• **Brief**
Switch "Idiomas" to "Lenguas" in the material, starting at the line with "home-icon (30, 255, 50, 272)" and ending at the line with "studies-row: Estudios: Analista". Give back only those lines, with everything else left the same.

• **Recorded information**
* BEGIN *
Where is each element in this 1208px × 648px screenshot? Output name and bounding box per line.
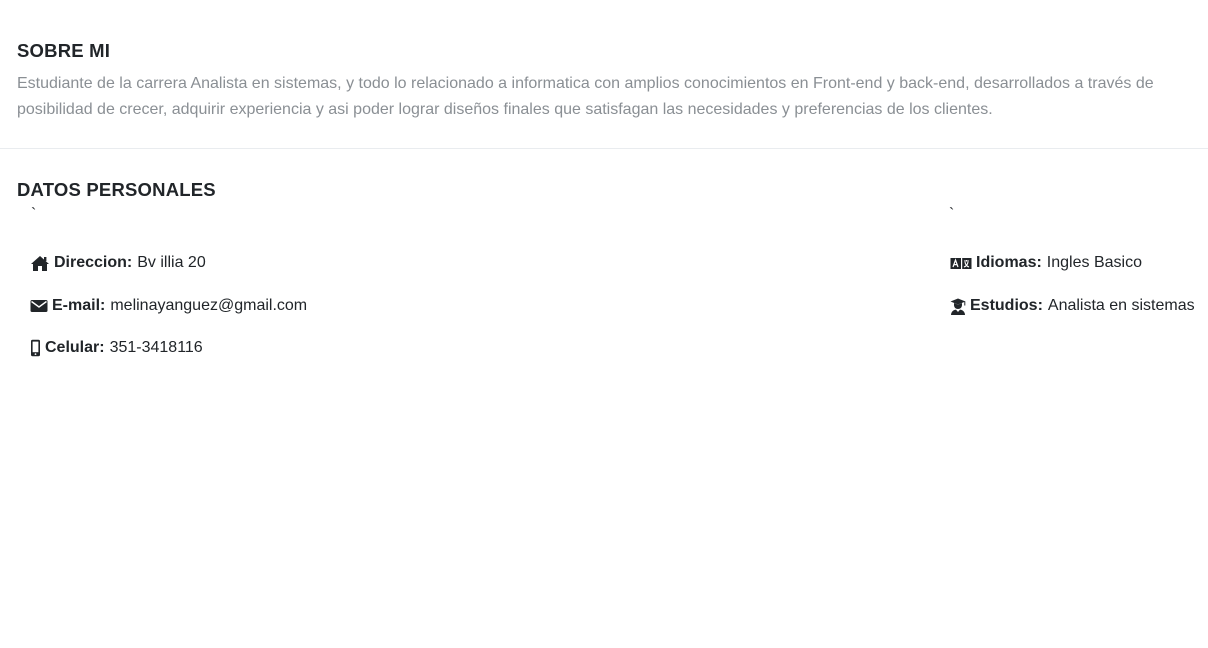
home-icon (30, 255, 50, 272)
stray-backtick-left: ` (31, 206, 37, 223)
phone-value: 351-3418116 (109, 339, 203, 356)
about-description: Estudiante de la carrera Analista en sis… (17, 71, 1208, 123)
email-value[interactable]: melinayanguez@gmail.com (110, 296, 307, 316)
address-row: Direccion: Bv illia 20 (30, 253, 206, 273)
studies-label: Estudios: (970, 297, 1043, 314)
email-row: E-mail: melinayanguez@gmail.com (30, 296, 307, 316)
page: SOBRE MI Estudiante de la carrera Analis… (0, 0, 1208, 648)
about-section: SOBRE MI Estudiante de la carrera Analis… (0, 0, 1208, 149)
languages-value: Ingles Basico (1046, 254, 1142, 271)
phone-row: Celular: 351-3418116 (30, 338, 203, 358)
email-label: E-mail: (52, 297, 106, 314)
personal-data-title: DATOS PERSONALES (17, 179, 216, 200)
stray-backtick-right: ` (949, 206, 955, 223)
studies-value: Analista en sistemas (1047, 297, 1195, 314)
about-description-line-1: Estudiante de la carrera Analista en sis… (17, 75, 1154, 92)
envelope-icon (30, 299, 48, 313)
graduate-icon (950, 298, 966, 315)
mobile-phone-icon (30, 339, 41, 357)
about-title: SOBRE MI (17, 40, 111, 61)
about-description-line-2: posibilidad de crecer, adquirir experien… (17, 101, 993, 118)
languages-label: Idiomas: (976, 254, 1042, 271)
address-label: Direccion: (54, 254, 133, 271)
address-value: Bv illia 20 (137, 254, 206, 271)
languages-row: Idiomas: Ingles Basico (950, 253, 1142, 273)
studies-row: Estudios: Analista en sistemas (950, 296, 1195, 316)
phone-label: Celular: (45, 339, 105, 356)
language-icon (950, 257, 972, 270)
* END *
* BEGIN *
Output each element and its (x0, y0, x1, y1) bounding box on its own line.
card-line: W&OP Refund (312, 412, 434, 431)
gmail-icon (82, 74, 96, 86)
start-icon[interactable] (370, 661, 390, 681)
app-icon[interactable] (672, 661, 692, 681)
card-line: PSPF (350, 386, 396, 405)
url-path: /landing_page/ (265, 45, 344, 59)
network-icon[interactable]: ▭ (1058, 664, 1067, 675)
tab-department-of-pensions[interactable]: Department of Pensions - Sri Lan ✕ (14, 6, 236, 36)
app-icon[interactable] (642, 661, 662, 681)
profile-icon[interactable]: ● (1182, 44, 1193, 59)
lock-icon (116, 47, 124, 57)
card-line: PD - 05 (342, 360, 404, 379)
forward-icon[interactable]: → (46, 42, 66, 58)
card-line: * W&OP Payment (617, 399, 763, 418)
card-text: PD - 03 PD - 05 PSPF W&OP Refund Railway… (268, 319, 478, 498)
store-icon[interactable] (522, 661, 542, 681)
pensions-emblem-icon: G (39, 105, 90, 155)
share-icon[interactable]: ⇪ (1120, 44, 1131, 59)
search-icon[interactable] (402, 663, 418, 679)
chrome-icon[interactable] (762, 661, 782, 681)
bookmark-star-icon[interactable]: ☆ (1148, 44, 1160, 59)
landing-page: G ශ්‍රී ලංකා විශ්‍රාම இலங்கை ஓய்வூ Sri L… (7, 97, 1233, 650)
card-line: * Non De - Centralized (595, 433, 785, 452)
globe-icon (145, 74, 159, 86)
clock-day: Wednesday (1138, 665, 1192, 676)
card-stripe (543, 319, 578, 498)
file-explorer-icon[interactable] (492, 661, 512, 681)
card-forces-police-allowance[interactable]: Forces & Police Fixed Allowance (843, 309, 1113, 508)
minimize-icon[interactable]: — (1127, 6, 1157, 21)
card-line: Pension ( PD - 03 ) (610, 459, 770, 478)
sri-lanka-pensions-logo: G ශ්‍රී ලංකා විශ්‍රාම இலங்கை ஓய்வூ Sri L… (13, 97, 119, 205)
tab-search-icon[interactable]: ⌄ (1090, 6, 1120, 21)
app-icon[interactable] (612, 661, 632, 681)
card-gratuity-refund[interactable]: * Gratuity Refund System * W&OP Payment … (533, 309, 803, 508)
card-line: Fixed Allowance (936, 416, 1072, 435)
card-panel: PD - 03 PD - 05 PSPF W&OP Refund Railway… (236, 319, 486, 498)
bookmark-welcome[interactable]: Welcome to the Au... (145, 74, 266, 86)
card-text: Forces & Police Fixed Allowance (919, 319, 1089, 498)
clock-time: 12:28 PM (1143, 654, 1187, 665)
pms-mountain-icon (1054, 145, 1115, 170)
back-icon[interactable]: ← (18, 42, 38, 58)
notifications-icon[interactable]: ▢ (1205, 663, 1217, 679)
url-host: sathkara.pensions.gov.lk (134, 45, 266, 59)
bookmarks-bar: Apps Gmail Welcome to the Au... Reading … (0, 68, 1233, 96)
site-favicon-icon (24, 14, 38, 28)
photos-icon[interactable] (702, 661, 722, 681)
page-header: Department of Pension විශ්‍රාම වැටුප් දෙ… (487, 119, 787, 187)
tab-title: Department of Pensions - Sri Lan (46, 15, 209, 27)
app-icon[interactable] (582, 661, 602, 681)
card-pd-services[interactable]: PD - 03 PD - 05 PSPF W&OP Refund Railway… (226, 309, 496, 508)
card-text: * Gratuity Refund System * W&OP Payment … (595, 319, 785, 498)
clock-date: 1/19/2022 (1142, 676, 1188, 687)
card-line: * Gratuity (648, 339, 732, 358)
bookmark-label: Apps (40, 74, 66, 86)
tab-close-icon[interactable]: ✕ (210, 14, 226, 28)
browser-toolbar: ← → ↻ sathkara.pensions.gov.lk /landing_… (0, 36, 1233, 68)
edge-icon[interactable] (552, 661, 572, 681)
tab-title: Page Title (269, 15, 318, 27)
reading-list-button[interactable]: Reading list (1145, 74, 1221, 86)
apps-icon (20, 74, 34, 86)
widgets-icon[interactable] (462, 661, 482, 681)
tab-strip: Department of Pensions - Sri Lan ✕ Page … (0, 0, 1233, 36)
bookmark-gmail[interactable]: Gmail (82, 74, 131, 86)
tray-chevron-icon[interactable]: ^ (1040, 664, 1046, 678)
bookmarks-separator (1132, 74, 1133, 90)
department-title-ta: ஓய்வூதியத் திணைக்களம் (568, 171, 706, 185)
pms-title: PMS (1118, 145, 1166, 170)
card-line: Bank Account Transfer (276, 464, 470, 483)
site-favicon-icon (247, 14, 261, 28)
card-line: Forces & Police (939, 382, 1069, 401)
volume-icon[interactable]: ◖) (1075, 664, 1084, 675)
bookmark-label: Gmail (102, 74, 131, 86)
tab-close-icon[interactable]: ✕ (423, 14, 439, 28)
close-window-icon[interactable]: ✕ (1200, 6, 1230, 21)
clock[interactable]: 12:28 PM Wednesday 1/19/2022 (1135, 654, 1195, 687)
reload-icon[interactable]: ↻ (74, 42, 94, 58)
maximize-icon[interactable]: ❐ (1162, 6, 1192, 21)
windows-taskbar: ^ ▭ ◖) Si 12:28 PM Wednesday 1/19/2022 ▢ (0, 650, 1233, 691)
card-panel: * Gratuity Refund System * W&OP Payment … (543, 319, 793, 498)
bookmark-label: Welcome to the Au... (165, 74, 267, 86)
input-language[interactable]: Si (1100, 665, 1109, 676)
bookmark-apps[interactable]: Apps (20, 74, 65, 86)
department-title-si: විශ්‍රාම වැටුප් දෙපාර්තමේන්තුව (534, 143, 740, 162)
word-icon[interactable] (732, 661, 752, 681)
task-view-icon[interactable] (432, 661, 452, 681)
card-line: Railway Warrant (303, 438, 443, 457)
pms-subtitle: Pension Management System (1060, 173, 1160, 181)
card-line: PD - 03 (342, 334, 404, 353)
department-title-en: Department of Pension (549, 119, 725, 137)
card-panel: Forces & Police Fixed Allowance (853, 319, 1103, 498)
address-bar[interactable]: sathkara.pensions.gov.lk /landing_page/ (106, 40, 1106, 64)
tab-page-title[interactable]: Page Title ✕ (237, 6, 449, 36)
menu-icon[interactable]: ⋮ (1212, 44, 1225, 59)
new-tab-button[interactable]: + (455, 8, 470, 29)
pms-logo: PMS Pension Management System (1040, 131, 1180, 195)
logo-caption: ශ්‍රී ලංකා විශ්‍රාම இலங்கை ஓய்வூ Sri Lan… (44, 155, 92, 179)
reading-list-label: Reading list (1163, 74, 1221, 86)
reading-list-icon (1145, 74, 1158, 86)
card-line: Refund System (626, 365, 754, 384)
* END *
• **Written solution**
home-icon (30, 255, 50, 272)
stray-backtick-left: ` (31, 206, 37, 223)
phone-value: 351-3418116 (109, 339, 203, 356)
about-description: Estudiante de la carrera Analista en sis… (17, 71, 1208, 123)
email-value[interactable]: melinayanguez@gmail.com (110, 296, 307, 316)
address-row: Direccion: Bv illia 20 (30, 253, 206, 273)
studies-label: Estudios: (970, 297, 1043, 314)
email-row: E-mail: melinayanguez@gmail.com (30, 296, 307, 316)
page: SOBRE MI Estudiante de la carrera Analis… (0, 0, 1208, 648)
about-section: SOBRE MI Estudiante de la carrera Analis… (0, 0, 1208, 149)
languages-value: Ingles Basico (1046, 254, 1142, 271)
phone-row: Celular: 351-3418116 (30, 338, 203, 358)
email-label: E-mail: (52, 297, 106, 314)
personal-data-title: DATOS PERSONALES (17, 179, 216, 200)
stray-backtick-right: ` (949, 206, 955, 223)
studies-value: Analista en sistemas (1047, 297, 1195, 314)
about-description-line-1: Estudiante de la carrera Analista en sis… (17, 75, 1154, 92)
envelope-icon (30, 299, 48, 313)
graduate-icon (950, 298, 966, 315)
mobile-phone-icon (30, 339, 41, 357)
about-title: SOBRE MI (17, 40, 111, 61)
about-description-line-2: posibilidad de crecer, adquirir experien… (17, 101, 993, 118)
languages-label: Lenguas: (976, 254, 1042, 271)
address-label: Direccion: (54, 254, 133, 271)
address-value: Bv illia 20 (137, 254, 206, 271)
languages-row: Lenguas: Ingles Basico (950, 253, 1142, 273)
studies-row: Estudios: Analista en sistemas (950, 296, 1195, 316)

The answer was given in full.